(TASK INSTRUCTIONS):
Answer with one number only: the number of lines that include the word "Temporal".
═════ THE RECORDS ═════
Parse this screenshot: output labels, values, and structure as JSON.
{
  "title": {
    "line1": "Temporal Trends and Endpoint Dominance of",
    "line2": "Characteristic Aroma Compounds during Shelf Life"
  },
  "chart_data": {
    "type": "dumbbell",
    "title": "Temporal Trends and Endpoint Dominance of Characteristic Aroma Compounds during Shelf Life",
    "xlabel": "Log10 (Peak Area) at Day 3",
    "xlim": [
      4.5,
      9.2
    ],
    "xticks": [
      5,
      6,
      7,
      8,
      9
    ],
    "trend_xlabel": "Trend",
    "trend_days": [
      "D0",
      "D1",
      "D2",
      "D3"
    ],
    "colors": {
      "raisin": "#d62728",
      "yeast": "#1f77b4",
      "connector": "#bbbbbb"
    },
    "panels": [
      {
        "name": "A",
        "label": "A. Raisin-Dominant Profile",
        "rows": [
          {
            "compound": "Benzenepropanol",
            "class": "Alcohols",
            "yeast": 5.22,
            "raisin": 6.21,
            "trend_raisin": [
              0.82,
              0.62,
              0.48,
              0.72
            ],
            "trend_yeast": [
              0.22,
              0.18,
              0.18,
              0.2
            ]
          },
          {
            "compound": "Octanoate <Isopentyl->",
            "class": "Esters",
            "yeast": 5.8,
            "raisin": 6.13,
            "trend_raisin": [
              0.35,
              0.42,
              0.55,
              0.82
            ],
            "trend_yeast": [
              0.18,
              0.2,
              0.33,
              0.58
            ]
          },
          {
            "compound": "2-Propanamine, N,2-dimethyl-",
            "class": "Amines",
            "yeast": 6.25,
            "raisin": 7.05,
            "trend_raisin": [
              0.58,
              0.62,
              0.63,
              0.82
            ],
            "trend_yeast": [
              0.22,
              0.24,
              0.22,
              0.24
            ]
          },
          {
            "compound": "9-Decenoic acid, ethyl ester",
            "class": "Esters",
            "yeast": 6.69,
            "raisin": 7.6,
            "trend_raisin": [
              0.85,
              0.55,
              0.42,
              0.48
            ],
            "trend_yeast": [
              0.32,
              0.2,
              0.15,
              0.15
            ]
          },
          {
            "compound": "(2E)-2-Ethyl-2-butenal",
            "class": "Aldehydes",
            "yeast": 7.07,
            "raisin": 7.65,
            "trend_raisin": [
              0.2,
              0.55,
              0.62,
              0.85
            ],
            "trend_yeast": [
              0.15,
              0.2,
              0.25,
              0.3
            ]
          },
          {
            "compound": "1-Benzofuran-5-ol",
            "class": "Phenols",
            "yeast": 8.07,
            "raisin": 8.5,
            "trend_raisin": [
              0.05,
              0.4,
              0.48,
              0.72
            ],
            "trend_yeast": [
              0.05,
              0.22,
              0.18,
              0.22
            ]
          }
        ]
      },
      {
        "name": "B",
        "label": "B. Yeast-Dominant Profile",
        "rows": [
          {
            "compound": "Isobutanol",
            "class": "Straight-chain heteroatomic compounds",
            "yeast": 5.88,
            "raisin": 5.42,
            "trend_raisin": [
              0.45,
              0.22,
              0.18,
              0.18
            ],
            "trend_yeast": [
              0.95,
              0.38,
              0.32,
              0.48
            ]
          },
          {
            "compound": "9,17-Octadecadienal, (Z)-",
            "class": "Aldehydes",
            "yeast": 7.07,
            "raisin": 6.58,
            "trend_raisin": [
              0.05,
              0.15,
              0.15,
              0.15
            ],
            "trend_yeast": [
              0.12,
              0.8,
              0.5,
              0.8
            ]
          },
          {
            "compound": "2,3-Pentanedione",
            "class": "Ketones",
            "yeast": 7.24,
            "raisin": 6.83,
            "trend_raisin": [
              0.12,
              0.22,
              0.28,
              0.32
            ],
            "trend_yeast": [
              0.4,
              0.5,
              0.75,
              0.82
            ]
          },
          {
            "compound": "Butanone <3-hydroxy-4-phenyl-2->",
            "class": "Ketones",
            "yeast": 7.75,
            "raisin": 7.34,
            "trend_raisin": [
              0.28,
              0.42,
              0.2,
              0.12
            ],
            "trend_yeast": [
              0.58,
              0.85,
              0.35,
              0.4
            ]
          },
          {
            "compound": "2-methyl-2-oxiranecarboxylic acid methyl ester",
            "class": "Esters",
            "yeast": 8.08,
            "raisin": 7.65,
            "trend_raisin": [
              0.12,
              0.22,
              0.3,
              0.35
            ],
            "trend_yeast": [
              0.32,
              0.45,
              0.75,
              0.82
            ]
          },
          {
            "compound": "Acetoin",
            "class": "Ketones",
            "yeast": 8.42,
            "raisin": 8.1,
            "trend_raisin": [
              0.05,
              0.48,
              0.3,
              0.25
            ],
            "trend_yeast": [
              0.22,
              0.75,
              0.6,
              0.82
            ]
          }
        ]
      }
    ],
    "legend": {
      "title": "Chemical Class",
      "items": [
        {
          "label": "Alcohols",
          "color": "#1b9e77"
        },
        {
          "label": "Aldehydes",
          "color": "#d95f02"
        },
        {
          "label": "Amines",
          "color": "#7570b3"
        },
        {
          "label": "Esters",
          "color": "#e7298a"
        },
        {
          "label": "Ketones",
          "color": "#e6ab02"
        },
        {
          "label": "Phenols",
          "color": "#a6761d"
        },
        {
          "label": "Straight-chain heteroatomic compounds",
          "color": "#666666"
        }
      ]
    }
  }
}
═════
(CORRECT RESULT):
2